PROBLEM TO WORK ON –
Gather all lines in the data that hold the string "this".

SOURCE DATA –
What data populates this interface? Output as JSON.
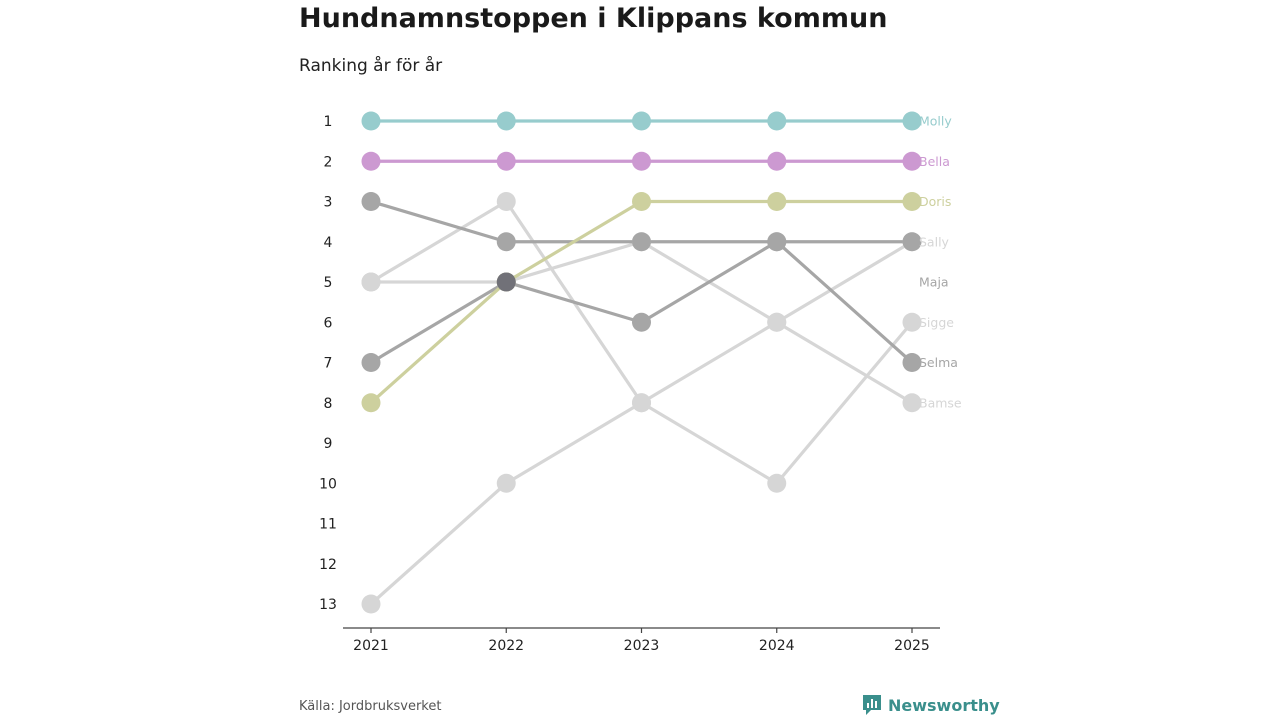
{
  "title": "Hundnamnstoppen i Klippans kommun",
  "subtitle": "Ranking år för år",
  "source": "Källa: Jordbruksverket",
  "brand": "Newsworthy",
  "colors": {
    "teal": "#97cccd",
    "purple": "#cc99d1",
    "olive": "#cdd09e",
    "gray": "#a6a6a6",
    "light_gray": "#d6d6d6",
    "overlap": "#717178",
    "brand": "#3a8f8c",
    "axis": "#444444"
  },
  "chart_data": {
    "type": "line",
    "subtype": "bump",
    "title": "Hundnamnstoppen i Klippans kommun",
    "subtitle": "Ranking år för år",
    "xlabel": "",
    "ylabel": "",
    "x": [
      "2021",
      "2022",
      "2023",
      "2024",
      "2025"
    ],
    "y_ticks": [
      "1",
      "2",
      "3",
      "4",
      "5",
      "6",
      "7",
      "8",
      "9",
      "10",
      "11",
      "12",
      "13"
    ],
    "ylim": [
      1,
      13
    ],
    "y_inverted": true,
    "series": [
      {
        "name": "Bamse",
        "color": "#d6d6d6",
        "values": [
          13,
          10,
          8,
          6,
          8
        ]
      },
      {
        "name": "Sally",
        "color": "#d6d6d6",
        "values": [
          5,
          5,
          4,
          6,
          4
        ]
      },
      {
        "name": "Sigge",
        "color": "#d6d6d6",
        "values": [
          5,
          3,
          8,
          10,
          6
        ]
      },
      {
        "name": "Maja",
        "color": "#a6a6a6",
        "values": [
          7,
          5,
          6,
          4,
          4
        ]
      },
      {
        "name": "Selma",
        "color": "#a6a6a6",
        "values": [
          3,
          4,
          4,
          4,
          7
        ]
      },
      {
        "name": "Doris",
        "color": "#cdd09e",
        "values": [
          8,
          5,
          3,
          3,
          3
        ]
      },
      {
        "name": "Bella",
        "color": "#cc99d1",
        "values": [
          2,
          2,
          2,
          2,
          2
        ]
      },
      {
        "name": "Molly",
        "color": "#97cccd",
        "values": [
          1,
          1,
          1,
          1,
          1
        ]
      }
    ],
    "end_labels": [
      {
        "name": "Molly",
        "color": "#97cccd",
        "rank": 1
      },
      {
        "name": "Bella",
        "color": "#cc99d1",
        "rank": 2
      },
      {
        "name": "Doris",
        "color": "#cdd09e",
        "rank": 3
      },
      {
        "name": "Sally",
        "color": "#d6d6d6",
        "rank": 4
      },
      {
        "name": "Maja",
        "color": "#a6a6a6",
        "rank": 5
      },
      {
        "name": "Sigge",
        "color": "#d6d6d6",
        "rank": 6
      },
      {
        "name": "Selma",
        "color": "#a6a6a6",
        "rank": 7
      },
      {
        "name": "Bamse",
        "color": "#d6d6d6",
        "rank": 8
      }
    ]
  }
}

...

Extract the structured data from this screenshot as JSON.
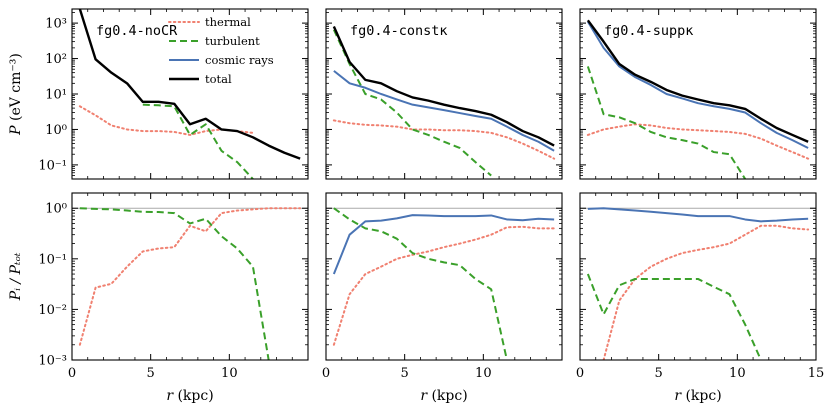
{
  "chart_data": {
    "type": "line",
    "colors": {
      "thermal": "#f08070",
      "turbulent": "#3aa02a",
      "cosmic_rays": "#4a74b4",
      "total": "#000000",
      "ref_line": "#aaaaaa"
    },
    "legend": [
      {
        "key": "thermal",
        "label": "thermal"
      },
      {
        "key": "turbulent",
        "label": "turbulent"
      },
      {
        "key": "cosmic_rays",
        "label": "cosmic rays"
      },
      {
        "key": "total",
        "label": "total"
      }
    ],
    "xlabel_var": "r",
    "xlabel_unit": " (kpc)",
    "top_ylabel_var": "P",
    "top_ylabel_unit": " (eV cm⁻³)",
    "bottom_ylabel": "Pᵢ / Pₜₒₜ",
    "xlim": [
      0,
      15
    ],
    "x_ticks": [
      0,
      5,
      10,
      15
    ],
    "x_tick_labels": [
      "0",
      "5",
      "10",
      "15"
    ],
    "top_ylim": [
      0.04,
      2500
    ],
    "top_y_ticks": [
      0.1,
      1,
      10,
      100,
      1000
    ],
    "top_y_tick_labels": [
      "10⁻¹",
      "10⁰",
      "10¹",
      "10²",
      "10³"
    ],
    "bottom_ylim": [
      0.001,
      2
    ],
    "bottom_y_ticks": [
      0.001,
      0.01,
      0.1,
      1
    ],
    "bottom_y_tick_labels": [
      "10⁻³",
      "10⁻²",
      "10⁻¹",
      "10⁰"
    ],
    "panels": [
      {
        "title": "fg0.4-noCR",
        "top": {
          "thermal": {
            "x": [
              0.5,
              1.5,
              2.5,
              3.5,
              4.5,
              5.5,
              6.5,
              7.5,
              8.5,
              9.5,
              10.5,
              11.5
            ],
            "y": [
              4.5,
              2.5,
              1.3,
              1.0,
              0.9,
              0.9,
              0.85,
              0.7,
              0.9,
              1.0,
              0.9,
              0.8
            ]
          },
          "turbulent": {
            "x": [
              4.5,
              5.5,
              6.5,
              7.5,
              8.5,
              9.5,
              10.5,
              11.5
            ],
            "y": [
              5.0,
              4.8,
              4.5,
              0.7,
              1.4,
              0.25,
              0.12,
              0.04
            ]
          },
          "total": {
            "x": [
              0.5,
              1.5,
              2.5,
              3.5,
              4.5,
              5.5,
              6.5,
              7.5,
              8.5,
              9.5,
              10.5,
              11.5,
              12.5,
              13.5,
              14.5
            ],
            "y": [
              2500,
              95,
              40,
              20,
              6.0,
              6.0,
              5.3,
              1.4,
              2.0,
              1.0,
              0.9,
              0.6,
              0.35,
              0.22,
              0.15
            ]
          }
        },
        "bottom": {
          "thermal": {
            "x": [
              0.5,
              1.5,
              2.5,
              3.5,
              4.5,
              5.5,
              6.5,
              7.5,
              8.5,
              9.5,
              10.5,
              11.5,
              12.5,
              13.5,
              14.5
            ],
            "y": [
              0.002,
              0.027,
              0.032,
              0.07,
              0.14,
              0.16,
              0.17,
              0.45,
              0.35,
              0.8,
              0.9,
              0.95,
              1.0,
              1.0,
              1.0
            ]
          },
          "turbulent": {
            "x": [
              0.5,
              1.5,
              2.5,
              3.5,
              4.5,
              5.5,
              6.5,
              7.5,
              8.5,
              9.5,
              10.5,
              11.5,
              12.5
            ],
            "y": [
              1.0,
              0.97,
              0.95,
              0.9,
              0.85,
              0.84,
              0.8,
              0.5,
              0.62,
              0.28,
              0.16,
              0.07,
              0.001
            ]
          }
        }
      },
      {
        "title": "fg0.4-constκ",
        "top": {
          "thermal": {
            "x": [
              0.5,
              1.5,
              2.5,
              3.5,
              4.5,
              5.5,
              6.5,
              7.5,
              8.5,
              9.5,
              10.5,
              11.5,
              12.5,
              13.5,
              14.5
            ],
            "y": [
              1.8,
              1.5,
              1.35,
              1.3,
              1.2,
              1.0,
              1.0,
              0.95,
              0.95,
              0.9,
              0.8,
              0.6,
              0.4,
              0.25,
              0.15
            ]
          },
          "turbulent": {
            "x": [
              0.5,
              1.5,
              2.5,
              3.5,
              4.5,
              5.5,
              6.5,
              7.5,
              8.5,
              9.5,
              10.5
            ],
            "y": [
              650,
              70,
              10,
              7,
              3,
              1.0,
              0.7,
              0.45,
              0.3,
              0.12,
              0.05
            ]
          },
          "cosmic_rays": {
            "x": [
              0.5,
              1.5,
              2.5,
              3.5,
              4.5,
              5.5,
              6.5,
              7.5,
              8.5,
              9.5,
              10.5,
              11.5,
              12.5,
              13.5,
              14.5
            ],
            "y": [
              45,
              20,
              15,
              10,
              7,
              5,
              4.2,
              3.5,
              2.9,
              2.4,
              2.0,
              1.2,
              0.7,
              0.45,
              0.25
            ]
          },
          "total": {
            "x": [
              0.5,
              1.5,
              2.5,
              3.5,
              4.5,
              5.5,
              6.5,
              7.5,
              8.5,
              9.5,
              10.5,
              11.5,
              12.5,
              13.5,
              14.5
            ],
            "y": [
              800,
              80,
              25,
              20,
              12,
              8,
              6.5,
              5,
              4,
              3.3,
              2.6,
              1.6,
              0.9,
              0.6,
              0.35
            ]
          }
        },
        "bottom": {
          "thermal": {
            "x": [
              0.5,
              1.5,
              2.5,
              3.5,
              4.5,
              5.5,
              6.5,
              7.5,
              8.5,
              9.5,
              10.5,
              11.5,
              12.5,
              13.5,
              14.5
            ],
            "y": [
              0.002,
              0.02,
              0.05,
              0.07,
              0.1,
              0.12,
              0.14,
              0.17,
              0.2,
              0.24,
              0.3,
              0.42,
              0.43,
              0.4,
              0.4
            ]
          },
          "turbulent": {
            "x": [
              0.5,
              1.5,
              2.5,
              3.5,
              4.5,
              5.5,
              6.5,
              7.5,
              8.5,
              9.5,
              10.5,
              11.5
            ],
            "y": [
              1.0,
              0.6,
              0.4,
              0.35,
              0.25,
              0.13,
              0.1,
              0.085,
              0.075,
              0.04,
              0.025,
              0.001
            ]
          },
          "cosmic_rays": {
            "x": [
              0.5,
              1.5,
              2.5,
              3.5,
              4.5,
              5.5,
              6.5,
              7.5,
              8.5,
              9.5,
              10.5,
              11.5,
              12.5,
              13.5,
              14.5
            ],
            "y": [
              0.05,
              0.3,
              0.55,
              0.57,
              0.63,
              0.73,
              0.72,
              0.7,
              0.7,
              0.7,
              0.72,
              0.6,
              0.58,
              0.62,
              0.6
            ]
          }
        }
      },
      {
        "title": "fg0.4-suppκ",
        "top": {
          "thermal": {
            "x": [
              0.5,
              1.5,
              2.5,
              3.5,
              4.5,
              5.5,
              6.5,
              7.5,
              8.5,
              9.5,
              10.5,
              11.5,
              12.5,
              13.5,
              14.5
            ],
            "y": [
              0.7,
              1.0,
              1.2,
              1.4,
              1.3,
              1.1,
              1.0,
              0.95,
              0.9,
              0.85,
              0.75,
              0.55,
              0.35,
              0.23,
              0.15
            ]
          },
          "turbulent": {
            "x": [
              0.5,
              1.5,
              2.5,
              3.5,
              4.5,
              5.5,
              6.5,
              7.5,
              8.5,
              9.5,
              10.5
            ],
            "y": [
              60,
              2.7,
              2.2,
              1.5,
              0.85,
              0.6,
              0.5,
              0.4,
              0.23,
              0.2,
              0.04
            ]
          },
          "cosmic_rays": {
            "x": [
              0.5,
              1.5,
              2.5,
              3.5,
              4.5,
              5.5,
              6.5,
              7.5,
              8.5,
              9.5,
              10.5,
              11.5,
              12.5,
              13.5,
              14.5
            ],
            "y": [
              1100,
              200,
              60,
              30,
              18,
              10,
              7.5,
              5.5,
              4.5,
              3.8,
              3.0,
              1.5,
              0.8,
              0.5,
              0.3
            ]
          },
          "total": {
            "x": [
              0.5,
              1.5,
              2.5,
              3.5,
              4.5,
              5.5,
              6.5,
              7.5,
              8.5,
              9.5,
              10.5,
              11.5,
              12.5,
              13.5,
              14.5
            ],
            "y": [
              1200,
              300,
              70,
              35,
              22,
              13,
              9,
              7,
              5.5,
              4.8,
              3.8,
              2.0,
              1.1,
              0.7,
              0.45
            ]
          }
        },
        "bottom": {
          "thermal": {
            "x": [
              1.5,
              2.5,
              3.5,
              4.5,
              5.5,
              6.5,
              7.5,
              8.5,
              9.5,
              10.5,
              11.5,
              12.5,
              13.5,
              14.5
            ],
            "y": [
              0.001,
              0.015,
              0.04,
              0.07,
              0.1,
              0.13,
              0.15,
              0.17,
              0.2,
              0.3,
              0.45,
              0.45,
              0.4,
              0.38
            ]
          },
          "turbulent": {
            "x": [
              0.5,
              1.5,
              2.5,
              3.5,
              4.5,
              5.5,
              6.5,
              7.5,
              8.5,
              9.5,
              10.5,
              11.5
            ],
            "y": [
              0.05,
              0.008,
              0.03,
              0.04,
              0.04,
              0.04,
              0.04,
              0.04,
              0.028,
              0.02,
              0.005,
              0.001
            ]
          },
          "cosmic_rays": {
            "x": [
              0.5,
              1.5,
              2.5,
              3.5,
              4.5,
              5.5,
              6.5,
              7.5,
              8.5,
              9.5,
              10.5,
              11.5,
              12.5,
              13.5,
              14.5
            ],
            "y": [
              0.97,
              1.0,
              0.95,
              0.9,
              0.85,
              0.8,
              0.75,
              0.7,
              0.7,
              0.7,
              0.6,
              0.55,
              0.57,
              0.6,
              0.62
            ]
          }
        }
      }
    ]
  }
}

RESULT OF THE TASK –
What data populates this interface? Output as JSON.
Extract the structured data from this screenshot as JSON.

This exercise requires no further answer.